• [What is required] Reply with only the number of lines that contain the string "color".
_____
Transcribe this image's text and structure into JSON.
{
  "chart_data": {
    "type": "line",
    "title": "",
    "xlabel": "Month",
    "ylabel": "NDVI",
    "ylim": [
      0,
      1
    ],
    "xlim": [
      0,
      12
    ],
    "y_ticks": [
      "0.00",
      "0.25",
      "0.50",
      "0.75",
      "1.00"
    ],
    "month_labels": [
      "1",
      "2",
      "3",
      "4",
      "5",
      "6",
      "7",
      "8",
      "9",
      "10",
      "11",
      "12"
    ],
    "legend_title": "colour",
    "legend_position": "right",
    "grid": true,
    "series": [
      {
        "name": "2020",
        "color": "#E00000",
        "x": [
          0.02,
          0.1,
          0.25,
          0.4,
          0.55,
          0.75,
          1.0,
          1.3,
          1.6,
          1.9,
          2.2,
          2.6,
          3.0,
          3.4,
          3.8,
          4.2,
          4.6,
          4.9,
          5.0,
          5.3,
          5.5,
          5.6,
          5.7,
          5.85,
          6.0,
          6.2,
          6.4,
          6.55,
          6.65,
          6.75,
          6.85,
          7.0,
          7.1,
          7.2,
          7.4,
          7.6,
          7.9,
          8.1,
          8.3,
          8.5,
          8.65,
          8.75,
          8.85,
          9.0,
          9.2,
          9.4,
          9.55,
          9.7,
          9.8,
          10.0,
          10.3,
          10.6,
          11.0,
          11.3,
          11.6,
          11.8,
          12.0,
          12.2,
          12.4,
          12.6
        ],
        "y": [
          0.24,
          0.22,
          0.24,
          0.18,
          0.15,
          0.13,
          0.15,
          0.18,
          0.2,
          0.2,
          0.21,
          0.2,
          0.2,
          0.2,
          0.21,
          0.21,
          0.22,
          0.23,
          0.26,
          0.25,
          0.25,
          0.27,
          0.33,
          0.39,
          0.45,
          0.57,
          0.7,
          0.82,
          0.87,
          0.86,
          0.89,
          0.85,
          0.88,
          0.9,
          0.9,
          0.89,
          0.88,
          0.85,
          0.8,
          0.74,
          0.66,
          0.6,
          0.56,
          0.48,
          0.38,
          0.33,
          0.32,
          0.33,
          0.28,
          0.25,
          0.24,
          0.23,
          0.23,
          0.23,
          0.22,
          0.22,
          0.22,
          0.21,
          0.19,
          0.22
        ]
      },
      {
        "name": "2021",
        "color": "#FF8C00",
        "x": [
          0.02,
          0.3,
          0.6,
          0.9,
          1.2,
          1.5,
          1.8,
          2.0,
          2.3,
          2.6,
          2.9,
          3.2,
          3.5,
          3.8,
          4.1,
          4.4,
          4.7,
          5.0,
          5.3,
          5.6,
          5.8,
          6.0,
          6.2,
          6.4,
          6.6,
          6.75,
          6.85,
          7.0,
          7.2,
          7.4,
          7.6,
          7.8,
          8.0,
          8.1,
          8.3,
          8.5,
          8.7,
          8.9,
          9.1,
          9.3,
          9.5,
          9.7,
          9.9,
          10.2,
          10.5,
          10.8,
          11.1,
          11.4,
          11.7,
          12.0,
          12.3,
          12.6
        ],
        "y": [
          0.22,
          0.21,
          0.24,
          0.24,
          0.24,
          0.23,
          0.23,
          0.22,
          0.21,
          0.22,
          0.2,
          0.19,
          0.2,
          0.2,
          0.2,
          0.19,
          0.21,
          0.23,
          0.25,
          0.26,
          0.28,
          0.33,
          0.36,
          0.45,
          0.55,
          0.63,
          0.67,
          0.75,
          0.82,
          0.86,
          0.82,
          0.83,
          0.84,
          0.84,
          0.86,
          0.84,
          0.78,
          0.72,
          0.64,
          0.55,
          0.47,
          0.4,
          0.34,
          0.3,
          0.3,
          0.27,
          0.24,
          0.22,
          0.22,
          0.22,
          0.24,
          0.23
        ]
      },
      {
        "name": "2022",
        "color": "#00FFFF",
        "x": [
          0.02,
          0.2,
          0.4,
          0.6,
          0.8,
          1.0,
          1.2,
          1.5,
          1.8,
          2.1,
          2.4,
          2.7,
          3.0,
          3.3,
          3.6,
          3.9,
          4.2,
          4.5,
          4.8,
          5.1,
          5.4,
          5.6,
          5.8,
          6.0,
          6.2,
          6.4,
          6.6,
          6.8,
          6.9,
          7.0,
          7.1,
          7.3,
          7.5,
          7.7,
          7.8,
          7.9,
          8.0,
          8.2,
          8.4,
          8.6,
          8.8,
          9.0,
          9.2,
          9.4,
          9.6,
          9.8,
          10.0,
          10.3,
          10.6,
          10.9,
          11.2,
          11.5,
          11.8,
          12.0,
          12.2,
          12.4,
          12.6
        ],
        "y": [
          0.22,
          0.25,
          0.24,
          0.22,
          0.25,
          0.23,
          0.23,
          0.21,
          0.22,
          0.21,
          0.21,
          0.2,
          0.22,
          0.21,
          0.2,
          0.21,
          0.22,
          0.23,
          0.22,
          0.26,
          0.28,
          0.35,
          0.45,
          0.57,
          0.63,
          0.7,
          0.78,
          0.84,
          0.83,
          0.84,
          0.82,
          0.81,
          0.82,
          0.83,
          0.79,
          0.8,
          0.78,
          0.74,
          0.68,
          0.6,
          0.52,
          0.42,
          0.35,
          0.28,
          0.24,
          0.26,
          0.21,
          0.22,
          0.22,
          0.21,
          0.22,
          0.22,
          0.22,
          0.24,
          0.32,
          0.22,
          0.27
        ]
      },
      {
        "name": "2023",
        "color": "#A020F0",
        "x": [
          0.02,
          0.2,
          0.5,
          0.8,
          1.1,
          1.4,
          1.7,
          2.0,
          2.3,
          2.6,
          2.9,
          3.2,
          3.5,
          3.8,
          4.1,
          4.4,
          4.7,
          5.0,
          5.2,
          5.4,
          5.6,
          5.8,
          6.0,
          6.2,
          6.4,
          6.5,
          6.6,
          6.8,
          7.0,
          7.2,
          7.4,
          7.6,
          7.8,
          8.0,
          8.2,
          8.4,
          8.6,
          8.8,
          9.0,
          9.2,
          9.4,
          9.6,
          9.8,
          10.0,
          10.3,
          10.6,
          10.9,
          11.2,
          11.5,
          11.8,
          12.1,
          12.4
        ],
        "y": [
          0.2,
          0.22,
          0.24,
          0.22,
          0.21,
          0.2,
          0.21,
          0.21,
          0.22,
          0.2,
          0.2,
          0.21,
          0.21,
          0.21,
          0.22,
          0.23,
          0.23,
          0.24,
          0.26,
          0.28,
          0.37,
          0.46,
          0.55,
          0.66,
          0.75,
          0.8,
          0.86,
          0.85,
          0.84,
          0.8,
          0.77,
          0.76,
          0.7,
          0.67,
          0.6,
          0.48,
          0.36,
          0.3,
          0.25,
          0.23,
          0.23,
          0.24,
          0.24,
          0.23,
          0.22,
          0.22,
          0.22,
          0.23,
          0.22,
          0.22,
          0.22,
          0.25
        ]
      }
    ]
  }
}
_____
• [Answer below] 4